* _What you will do_:
Below are records; state how many of their lines hold the word "title", and give only the figure.

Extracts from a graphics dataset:
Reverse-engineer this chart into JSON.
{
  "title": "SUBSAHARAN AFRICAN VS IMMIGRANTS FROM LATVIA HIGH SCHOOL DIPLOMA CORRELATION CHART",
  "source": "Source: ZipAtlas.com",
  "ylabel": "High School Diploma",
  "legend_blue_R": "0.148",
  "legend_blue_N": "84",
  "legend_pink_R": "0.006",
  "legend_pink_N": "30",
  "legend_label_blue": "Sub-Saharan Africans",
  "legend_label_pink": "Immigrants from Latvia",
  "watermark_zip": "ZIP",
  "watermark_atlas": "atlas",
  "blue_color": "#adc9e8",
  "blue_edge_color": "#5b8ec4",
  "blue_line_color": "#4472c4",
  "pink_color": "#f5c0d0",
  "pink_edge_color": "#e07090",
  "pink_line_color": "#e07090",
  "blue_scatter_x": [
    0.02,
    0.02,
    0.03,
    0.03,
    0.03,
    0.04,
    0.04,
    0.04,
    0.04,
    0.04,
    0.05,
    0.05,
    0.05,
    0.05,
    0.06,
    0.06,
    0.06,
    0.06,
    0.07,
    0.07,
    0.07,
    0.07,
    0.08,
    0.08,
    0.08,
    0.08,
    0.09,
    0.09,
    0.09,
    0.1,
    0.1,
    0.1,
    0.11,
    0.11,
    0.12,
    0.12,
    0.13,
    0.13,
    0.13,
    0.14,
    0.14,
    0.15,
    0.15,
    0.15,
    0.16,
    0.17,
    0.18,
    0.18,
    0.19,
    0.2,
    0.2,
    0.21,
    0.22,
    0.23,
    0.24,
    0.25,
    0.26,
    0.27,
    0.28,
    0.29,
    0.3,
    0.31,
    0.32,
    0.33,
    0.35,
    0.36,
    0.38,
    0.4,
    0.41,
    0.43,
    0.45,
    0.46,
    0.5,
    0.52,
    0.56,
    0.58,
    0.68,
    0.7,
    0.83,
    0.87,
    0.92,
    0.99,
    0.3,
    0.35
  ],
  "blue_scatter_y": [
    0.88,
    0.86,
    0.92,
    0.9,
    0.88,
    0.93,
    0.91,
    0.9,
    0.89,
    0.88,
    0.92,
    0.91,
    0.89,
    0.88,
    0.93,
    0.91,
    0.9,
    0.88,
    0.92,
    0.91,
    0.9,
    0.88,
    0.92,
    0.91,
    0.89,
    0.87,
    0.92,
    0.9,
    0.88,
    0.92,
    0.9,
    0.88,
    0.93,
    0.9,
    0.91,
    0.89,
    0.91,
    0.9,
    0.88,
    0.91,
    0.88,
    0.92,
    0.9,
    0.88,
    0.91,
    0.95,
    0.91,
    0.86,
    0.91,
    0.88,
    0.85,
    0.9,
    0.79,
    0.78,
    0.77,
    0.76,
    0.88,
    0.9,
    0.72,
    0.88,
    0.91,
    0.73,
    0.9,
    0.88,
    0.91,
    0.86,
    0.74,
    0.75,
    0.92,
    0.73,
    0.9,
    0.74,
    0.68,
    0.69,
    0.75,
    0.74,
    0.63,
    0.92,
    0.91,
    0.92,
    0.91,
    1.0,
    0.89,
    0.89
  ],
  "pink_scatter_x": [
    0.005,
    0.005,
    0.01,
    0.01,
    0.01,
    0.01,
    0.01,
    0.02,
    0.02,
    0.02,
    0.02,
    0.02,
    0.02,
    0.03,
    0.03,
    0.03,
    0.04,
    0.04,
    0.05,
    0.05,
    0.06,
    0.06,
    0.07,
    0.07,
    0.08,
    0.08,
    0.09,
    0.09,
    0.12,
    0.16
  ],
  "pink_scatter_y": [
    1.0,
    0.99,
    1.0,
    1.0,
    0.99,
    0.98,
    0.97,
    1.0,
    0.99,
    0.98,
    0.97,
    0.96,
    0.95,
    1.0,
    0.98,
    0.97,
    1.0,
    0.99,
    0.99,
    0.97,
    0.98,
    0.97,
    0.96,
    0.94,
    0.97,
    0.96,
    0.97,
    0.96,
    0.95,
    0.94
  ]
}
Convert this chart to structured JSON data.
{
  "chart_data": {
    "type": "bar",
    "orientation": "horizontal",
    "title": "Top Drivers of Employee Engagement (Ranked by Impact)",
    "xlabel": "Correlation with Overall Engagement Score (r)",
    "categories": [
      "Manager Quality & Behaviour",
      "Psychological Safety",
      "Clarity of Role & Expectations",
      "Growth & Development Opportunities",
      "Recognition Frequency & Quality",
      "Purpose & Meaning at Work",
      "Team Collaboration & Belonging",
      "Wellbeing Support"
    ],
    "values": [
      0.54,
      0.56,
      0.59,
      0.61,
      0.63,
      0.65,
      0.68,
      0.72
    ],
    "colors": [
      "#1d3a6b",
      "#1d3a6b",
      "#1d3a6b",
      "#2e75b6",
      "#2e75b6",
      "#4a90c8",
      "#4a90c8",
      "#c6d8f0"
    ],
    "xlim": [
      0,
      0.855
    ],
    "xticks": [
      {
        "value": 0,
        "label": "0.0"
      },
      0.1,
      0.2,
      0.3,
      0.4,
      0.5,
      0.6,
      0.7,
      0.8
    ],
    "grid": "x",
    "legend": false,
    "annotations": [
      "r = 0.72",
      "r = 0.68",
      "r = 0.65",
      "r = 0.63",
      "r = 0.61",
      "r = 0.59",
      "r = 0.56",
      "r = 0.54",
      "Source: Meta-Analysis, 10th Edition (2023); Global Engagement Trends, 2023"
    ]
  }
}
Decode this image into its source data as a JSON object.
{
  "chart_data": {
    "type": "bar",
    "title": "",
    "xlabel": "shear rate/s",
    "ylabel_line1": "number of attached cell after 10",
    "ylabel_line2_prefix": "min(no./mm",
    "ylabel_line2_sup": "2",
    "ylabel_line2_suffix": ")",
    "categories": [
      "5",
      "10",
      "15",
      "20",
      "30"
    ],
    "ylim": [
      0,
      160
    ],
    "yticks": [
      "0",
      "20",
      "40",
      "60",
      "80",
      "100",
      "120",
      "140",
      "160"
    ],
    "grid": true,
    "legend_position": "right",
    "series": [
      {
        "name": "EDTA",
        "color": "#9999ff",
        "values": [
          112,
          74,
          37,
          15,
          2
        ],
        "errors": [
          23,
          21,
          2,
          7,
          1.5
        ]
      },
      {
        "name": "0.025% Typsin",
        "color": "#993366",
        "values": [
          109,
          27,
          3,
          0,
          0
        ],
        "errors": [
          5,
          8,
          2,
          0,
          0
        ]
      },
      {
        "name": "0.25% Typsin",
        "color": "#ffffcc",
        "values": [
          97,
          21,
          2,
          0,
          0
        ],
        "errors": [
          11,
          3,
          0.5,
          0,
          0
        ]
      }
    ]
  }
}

* _The solution_:
3